# REQUIRED TASK
The records below are to be copied word for word, with every picture left out.

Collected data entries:
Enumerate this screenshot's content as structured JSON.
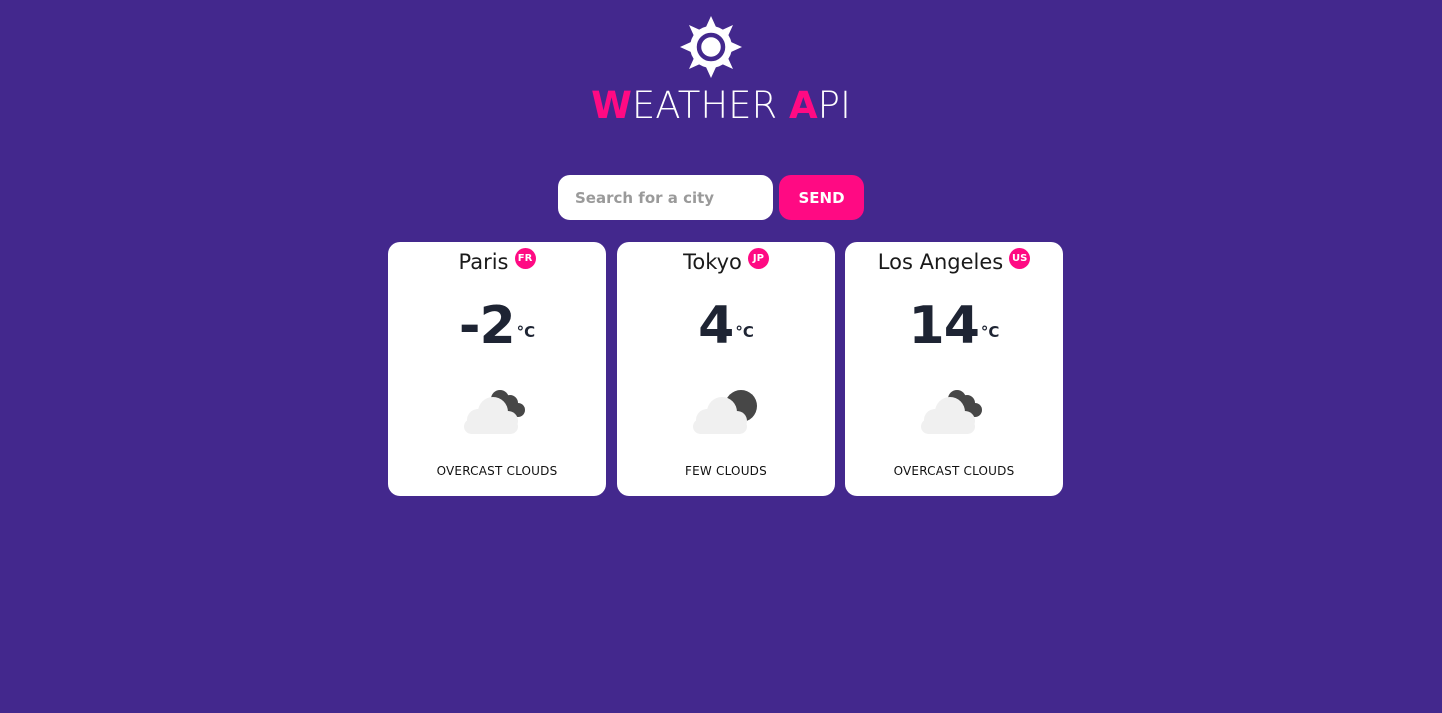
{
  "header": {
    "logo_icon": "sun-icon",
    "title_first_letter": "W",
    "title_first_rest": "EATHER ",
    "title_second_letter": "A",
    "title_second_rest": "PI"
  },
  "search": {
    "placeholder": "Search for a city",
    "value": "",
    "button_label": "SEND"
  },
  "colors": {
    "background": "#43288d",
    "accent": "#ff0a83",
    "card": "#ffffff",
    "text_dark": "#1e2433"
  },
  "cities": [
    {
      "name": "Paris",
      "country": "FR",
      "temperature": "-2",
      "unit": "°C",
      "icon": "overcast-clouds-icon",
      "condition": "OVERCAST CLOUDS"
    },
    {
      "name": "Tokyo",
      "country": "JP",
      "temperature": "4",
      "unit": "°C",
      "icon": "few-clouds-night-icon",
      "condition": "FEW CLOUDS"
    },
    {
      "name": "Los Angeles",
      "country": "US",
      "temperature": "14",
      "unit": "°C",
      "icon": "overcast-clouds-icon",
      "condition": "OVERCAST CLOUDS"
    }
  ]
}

# RESPONSE TO THE TASK
Enumerate this screenshot's content as structured JSON.
{
  "header": {
    "logo_icon": "sun-icon",
    "title_first_letter": "W",
    "title_first_rest": "EATHER ",
    "title_second_letter": "A",
    "title_second_rest": "PI"
  },
  "search": {
    "placeholder": "Search for a city",
    "value": "",
    "button_label": "SEND"
  },
  "colors": {
    "background": "#43288d",
    "accent": "#ff0a83",
    "card": "#ffffff",
    "text_dark": "#1e2433"
  },
  "cities": [
    {
      "name": "Paris",
      "country": "FR",
      "temperature": "-2",
      "unit": "°C",
      "icon": "overcast-clouds-icon",
      "condition": "OVERCAST CLOUDS"
    },
    {
      "name": "Tokyo",
      "country": "JP",
      "temperature": "4",
      "unit": "°C",
      "icon": "few-clouds-night-icon",
      "condition": "FEW CLOUDS"
    },
    {
      "name": "Los Angeles",
      "country": "US",
      "temperature": "14",
      "unit": "°C",
      "icon": "overcast-clouds-icon",
      "condition": "OVERCAST CLOUDS"
    }
  ]
}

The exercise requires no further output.